▸ **Requirements**
Work through the data below line by line and say how many lines hold "Расходы"; give only the number.

Source records:
....

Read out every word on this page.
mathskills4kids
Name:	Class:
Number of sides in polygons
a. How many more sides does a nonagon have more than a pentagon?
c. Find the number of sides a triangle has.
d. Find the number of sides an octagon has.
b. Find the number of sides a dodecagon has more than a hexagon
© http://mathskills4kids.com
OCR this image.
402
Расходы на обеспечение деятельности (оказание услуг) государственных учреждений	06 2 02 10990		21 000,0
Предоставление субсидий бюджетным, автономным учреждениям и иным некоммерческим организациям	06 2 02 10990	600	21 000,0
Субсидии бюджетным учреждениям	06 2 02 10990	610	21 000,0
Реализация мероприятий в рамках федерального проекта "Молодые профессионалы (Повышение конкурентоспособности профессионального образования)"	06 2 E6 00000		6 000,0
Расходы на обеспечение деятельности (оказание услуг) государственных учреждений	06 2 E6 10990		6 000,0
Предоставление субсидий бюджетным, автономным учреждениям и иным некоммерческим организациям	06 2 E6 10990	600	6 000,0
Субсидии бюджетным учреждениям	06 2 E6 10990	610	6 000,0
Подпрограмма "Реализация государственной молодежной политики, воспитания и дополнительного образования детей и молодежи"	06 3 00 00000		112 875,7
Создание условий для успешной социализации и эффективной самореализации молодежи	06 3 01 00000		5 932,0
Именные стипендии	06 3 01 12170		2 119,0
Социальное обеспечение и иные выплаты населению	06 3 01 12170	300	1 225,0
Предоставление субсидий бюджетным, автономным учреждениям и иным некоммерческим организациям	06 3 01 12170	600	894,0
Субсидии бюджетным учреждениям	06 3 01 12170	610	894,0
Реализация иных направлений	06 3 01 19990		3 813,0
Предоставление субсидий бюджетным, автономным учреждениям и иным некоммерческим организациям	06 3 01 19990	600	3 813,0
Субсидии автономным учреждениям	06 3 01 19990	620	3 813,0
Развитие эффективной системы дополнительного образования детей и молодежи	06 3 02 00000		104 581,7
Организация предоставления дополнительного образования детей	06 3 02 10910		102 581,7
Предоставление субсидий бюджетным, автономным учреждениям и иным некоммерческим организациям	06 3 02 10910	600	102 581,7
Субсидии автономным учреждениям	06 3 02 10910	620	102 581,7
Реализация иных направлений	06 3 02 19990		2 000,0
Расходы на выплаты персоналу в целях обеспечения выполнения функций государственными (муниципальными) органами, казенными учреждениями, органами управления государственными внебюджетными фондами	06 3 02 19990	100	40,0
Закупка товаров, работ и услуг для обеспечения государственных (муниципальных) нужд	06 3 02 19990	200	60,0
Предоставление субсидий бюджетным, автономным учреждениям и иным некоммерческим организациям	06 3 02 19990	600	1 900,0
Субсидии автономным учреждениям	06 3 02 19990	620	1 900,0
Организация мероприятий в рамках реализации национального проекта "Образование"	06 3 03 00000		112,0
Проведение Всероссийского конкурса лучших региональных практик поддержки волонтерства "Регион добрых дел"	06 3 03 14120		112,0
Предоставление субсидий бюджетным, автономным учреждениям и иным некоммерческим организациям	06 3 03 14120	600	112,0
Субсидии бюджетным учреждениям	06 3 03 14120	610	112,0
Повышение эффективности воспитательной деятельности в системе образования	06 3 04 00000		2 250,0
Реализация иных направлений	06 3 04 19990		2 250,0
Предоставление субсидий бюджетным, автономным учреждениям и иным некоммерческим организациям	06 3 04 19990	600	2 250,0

....

▸ **Worked solution**
3